(Stored items)
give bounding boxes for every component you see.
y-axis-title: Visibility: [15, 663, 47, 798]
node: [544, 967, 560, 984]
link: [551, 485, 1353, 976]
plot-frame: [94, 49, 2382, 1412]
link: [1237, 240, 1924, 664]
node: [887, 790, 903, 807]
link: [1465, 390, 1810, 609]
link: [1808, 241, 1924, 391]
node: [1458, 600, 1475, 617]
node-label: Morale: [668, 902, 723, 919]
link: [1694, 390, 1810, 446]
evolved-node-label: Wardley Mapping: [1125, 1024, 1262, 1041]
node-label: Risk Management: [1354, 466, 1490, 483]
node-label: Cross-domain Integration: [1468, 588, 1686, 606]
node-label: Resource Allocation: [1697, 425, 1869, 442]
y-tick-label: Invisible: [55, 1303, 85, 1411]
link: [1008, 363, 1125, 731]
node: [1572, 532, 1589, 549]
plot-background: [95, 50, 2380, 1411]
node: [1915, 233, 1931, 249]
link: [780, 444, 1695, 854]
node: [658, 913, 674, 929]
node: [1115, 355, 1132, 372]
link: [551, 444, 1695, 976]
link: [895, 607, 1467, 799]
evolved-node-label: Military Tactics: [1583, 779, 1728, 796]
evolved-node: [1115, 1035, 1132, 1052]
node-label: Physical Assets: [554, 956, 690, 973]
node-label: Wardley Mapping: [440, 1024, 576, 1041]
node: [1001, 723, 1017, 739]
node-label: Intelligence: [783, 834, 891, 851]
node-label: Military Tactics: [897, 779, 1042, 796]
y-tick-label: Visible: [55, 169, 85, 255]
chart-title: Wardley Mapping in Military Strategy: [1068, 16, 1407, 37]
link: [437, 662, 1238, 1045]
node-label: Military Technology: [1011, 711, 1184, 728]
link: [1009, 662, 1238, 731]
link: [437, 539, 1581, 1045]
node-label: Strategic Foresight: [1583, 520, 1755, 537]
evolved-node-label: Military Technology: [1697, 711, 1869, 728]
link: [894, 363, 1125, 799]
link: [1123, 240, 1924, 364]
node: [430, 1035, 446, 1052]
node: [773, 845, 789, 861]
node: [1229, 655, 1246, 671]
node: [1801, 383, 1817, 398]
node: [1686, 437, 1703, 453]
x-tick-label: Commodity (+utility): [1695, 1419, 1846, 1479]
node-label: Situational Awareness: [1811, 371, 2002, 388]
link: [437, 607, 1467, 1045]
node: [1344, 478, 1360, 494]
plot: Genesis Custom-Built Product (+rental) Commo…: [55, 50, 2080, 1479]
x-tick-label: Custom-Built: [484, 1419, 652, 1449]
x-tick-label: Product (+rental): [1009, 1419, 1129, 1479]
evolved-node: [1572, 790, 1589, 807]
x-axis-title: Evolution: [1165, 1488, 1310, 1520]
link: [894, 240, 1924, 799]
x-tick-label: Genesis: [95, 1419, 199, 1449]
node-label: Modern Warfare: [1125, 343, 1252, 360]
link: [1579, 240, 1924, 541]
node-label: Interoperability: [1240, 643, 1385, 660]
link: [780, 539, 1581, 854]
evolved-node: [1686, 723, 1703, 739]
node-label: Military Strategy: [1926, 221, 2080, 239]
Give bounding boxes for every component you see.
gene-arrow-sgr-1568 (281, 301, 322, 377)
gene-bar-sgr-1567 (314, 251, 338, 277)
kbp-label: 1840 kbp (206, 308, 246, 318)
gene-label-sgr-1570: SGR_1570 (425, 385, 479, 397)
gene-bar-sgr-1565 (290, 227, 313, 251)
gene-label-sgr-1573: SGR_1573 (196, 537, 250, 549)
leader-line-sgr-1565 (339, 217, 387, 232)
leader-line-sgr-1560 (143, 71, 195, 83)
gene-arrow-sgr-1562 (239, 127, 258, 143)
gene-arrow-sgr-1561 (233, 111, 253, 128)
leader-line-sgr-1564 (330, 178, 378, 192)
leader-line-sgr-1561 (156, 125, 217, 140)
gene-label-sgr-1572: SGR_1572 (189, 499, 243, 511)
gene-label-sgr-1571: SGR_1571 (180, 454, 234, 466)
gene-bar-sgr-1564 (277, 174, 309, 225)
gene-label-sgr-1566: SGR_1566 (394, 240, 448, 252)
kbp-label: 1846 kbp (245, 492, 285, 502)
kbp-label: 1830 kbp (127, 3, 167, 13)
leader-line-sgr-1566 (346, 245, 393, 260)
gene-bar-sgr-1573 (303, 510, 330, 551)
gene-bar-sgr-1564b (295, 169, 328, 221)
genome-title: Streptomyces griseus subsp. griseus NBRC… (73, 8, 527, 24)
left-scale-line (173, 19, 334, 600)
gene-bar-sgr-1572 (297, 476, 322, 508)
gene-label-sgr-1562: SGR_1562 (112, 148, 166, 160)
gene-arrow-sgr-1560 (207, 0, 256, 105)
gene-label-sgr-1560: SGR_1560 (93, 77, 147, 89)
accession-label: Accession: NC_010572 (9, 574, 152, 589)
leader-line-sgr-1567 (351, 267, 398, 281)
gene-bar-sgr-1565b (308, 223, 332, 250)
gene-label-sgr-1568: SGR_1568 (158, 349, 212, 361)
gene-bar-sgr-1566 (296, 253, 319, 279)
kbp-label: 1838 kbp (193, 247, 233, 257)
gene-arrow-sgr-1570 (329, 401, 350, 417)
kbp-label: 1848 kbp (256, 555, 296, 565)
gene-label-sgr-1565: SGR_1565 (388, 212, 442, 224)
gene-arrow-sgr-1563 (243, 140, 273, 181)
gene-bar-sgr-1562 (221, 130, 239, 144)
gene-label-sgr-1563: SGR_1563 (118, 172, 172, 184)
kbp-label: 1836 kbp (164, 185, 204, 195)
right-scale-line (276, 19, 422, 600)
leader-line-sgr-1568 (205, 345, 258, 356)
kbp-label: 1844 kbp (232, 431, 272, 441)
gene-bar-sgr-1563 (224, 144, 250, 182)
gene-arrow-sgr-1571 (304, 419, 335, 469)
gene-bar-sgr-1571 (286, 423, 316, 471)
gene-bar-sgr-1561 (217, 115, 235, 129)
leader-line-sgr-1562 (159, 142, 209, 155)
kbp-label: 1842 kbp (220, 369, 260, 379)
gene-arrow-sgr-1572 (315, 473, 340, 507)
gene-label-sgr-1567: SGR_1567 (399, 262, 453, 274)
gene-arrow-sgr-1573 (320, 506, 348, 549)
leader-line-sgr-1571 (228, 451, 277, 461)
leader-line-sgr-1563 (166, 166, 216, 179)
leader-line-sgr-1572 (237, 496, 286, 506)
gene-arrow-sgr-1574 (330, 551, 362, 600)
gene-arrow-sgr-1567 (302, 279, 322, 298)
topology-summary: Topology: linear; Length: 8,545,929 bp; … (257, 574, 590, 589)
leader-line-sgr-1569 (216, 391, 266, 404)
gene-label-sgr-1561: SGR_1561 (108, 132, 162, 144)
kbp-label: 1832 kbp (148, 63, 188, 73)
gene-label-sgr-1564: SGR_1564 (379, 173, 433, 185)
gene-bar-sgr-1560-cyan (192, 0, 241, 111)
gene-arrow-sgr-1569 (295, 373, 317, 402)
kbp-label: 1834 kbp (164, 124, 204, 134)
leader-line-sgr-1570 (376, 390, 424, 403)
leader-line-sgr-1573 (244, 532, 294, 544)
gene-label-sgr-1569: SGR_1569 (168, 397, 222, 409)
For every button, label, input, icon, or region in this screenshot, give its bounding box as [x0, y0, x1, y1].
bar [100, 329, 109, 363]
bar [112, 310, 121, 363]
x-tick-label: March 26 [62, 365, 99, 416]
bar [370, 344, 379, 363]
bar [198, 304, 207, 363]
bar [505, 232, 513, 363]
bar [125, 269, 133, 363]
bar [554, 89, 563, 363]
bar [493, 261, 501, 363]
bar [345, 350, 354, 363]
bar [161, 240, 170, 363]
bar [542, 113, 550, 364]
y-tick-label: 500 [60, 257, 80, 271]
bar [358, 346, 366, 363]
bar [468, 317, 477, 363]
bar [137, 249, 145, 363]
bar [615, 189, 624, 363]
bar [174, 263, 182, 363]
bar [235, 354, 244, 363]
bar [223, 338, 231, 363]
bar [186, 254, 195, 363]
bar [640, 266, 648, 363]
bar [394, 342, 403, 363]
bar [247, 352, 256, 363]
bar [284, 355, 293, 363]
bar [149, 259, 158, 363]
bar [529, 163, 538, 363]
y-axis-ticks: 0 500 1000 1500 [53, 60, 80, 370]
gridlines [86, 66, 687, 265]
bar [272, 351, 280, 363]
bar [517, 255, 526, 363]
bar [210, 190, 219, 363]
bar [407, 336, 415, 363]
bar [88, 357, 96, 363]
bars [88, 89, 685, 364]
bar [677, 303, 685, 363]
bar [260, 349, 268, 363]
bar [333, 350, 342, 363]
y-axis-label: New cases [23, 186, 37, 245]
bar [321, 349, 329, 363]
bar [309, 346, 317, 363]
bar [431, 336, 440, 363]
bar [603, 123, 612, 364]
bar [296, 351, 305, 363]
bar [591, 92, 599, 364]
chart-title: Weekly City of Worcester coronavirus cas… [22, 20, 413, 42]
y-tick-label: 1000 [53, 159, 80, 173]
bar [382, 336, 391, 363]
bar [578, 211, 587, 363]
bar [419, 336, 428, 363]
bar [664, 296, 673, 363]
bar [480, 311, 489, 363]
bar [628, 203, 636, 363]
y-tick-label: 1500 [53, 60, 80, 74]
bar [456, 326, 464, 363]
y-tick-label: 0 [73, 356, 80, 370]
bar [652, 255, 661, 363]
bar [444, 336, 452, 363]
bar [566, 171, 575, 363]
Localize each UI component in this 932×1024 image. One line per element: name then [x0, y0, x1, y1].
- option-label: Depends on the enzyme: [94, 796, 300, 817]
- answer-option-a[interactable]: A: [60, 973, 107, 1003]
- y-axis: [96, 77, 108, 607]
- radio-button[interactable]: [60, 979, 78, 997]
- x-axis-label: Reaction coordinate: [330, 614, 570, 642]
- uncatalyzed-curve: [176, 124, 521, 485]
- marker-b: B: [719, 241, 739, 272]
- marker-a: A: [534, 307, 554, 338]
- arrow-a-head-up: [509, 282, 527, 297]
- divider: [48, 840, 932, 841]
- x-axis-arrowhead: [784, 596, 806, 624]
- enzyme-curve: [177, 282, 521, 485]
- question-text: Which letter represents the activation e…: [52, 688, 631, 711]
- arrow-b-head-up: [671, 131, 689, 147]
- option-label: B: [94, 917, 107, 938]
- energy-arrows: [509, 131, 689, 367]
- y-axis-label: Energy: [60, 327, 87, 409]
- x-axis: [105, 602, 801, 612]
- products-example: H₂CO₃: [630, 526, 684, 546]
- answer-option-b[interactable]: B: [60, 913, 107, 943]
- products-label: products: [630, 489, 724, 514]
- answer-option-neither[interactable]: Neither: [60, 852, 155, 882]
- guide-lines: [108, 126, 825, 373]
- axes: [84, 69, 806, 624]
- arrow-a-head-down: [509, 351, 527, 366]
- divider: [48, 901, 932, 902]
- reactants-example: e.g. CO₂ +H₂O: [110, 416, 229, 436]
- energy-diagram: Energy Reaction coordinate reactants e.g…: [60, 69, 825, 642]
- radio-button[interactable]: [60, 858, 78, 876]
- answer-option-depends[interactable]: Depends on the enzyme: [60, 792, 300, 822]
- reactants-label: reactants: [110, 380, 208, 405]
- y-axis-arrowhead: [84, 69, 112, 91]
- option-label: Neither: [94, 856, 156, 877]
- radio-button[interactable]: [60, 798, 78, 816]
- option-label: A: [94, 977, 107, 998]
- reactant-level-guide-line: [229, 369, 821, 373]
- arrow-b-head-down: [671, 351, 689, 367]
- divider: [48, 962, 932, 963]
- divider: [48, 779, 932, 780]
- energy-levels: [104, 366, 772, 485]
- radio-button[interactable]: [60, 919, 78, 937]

**WHAT TO WORK ON**: Read through the data above. Report each line that has the word "Genesis".

**COMPLETED TASK**:
plot: Genesis Custom-Built Product (+rental) Commo…: [55, 50, 2080, 1479]
x-tick-label: Genesis: [95, 1419, 199, 1449]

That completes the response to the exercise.